> [TASK STATEMENT]
Except for the images, repeat the entries below word for word.

> [MATERIALS PROVIDED]
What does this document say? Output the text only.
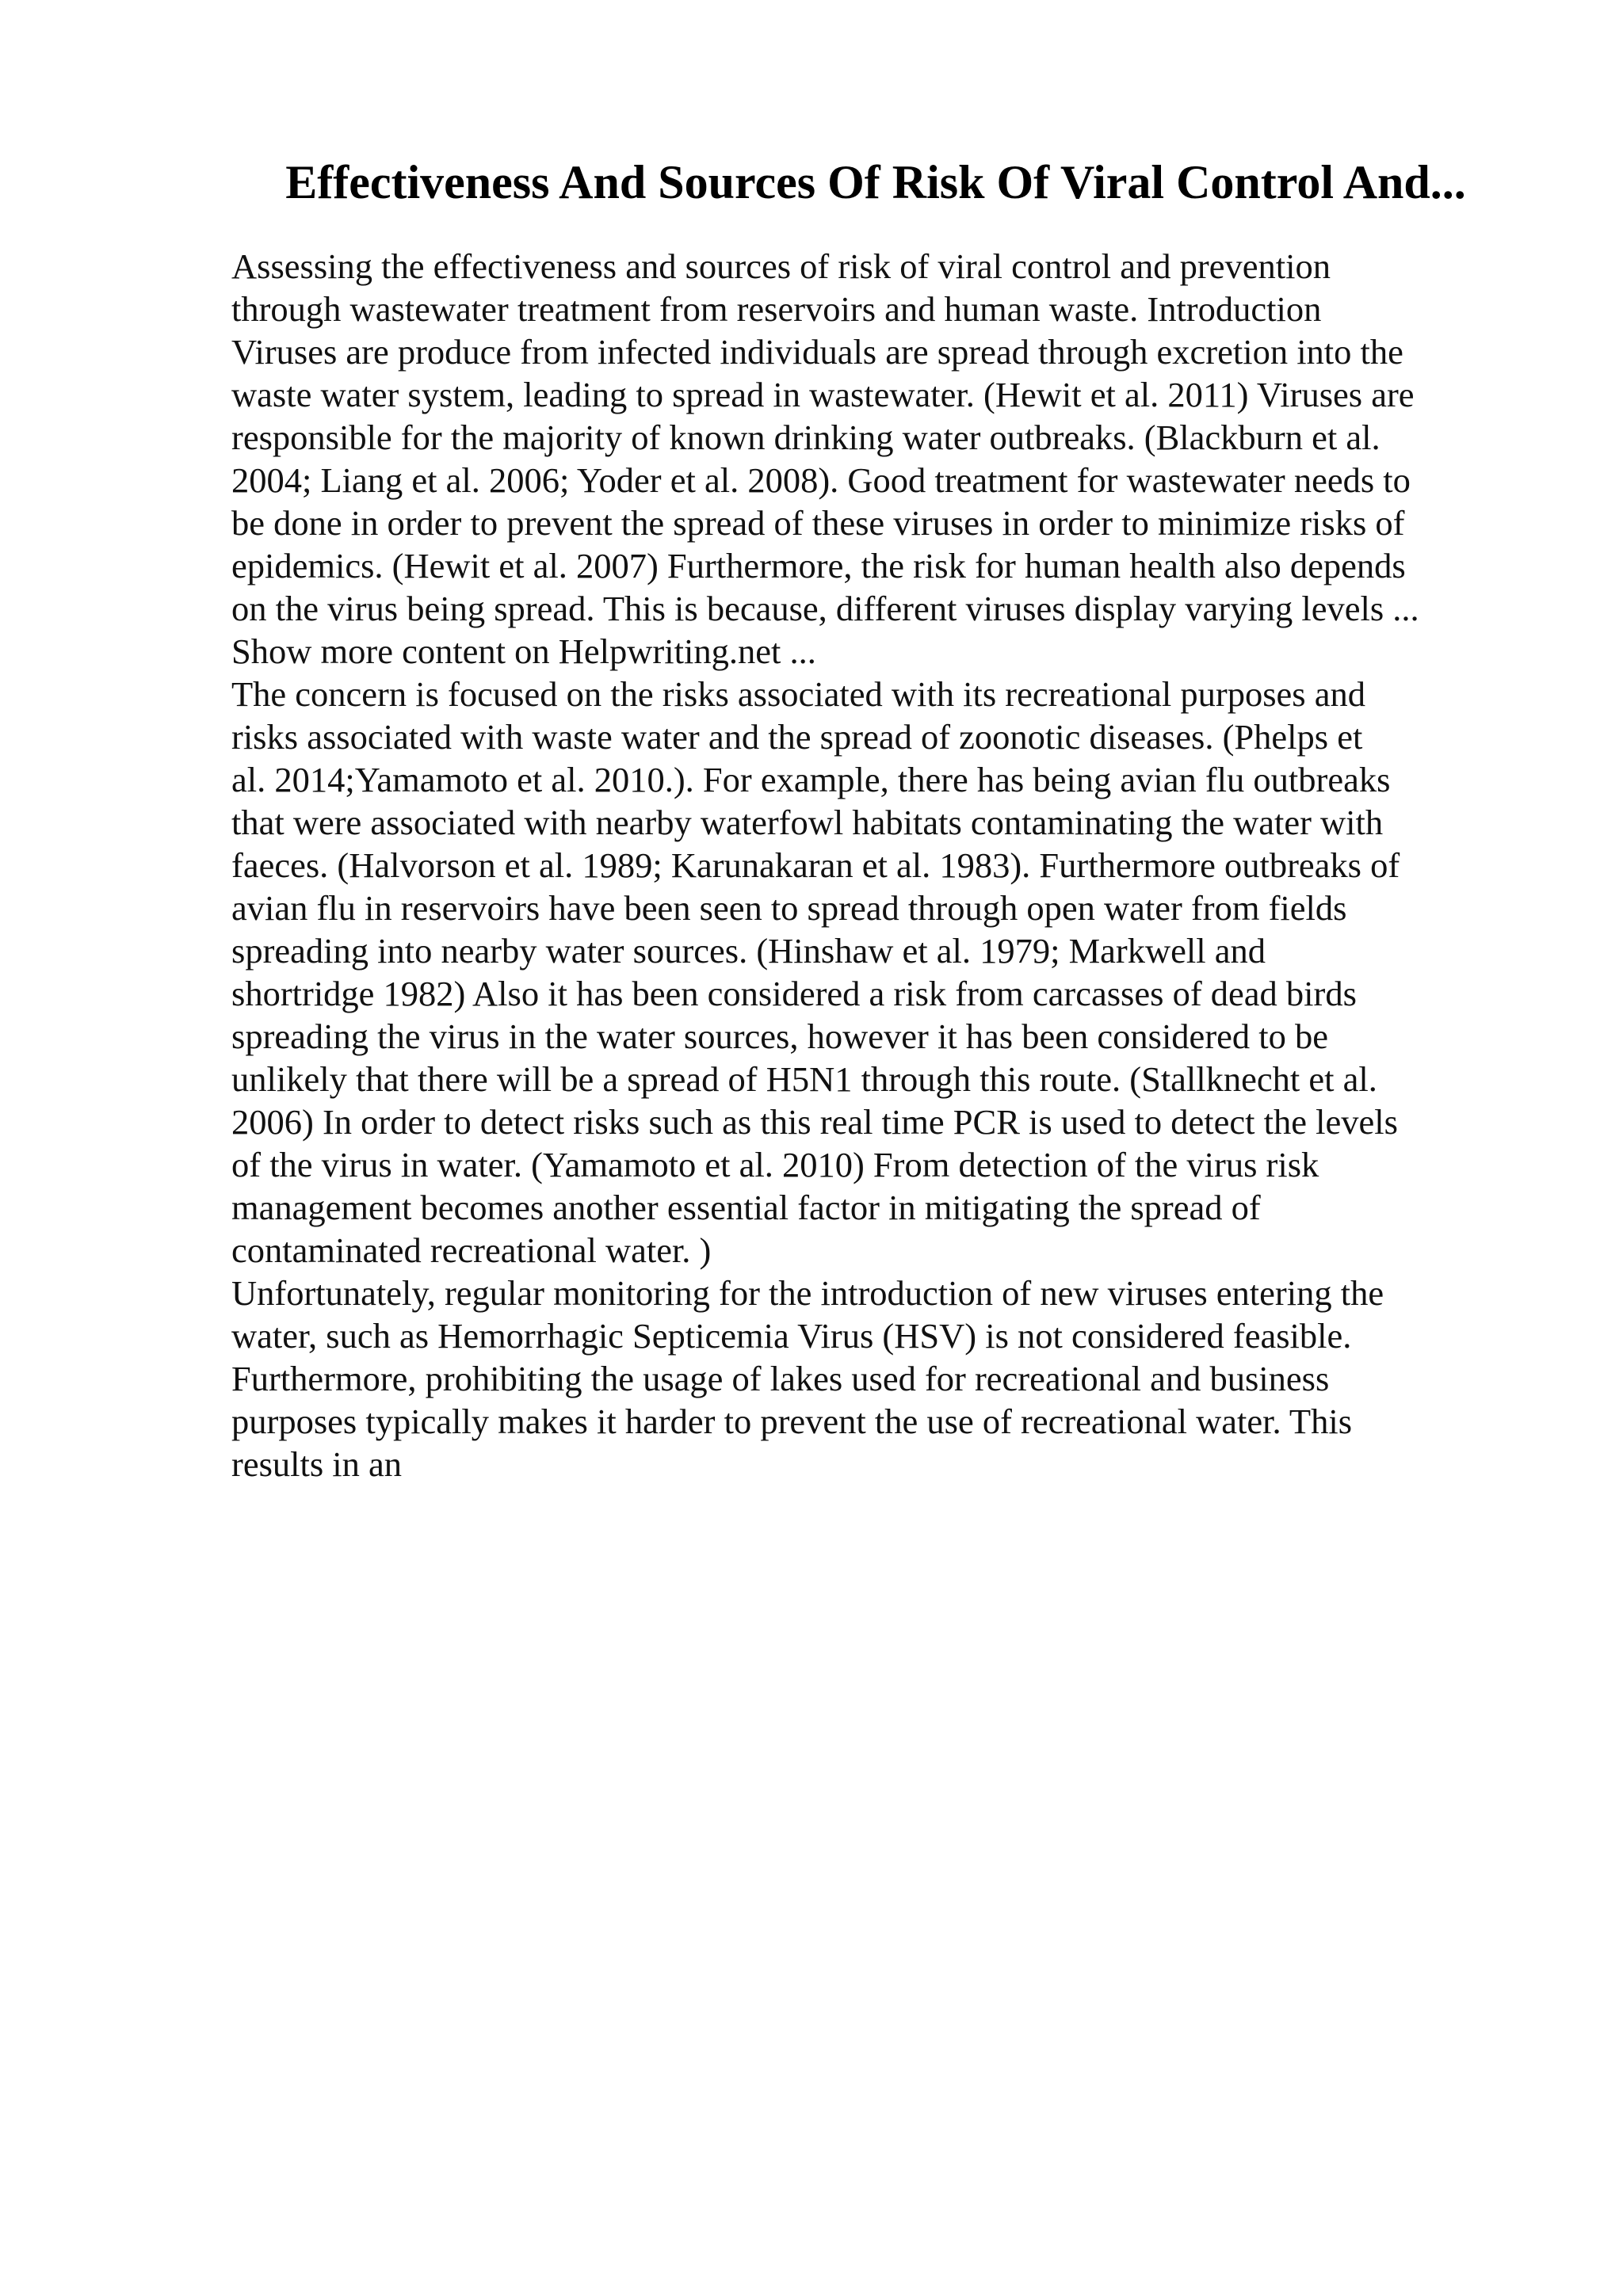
Effectiveness And Sources Of Risk Of Viral Control And...

Assessing the effectiveness and sources of risk of viral control and prevention
through wastewater treatment from reservoirs and human waste. Introduction
Viruses are produce from infected individuals are spread through excretion into the
waste water system, leading to spread in wastewater. (Hewit et al. 2011) Viruses are
responsible for the majority of known drinking water outbreaks. (Blackburn et al.
2004; Liang et al. 2006; Yoder et al. 2008). Good treatment for wastewater needs to
be done in order to prevent the spread of these viruses in order to minimize risks of
epidemics. (Hewit et al. 2007) Furthermore, the risk for human health also depends
on the virus being spread. This is because, different viruses display varying levels ...
Show more content on Helpwriting.net ...

The concern is focused on the risks associated with its recreational purposes and
risks associated with waste water and the spread of zoonotic diseases. (Phelps et
al. 2014;Yamamoto et al. 2010.). For example, there has being avian flu outbreaks
that were associated with nearby waterfowl habitats contaminating the water with
faeces. (Halvorson et al. 1989; Karunakaran et al. 1983). Furthermore outbreaks of
avian flu in reservoirs have been seen to spread through open water from fields
spreading into nearby water sources. (Hinshaw et al. 1979; Markwell and
shortridge 1982) Also it has been considered a risk from carcasses of dead birds
spreading the virus in the water sources, however it has been considered to be
unlikely that there will be a spread of H5N1 through this route. (Stallknecht et al.
2006) In order to detect risks such as this real time PCR is used to detect the levels
of the virus in water. (Yamamoto et al. 2010) From detection of the virus risk
management becomes another essential factor in mitigating the spread of
contaminated recreational water. )

Unfortunately, regular monitoring for the introduction of new viruses entering the
water, such as Hemorrhagic Septicemia Virus (HSV) is not considered feasible.
Furthermore, prohibiting the usage of lakes used for recreational and business
purposes typically makes it harder to prevent the use of recreational water. This
results in an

> [TASK RESULT]
What does this document say? Output the text only.
Effectiveness And Sources Of Risk Of Viral Control And...

Assessing the effectiveness and sources of risk of viral control and prevention
through wastewater treatment from reservoirs and human waste. Introduction
Viruses are produce from infected individuals are spread through excretion into the
waste water system, leading to spread in wastewater. (Hewit et al. 2011) Viruses are
responsible for the majority of known drinking water outbreaks. (Blackburn et al.
2004; Liang et al. 2006; Yoder et al. 2008). Good treatment for wastewater needs to
be done in order to prevent the spread of these viruses in order to minimize risks of
epidemics. (Hewit et al. 2007) Furthermore, the risk for human health also depends
on the virus being spread. This is because, different viruses display varying levels ...
Show more content on Helpwriting.net ...

The concern is focused on the risks associated with its recreational purposes and
risks associated with waste water and the spread of zoonotic diseases. (Phelps et
al. 2014;Yamamoto et al. 2010.). For example, there has being avian flu outbreaks
that were associated with nearby waterfowl habitats contaminating the water with
faeces. (Halvorson et al. 1989; Karunakaran et al. 1983). Furthermore outbreaks of
avian flu in reservoirs have been seen to spread through open water from fields
spreading into nearby water sources. (Hinshaw et al. 1979; Markwell and
shortridge 1982) Also it has been considered a risk from carcasses of dead birds
spreading the virus in the water sources, however it has been considered to be
unlikely that there will be a spread of H5N1 through this route. (Stallknecht et al.
2006) In order to detect risks such as this real time PCR is used to detect the levels
of the virus in water. (Yamamoto et al. 2010) From detection of the virus risk
management becomes another essential factor in mitigating the spread of
contaminated recreational water. )

Unfortunately, regular monitoring for the introduction of new viruses entering the
water, such as Hemorrhagic Septicemia Virus (HSV) is not considered feasible.
Furthermore, prohibiting the usage of lakes used for recreational and business
purposes typically makes it harder to prevent the use of recreational water. This
results in an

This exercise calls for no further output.